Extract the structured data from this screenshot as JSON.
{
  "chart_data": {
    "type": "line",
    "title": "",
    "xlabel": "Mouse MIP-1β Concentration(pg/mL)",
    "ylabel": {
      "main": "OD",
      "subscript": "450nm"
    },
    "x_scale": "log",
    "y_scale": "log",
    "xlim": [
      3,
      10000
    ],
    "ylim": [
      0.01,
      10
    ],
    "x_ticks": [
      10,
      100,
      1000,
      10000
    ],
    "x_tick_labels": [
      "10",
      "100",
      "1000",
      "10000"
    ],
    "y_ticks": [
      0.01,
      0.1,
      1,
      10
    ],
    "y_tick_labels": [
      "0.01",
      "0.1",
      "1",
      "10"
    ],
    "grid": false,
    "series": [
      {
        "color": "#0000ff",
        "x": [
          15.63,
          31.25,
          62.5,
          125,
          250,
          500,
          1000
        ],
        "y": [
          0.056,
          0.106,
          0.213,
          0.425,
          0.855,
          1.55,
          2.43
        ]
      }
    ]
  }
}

■ ■ ■ ■ ■ ■ ■

> **EXERCISE DESCRIPTION**: Restate each entry exactly, skipping none.

> **WRITTEN ANSWER**:
Extract the structured data from this screenshot as JSON.
{
  "chart_data": {
    "type": "line",
    "title": "",
    "xlabel": "Mouse MIP-1β Concentration(pg/mL)",
    "ylabel": {
      "main": "OD",
      "subscript": "450nm"
    },
    "x_scale": "log",
    "y_scale": "log",
    "xlim": [
      3,
      10000
    ],
    "ylim": [
      0.01,
      10
    ],
    "x_ticks": [
      10,
      100,
      1000,
      10000
    ],
    "x_tick_labels": [
      "10",
      "100",
      "1000",
      "10000"
    ],
    "y_ticks": [
      0.01,
      0.1,
      1,
      10
    ],
    "y_tick_labels": [
      "0.01",
      "0.1",
      "1",
      "10"
    ],
    "grid": false,
    "series": [
      {
        "color": "#0000ff",
        "x": [
          15.63,
          31.25,
          62.5,
          125,
          250,
          500,
          1000
        ],
        "y": [
          0.056,
          0.106,
          0.213,
          0.425,
          0.855,
          1.55,
          2.43
        ]
      }
    ]
  }
}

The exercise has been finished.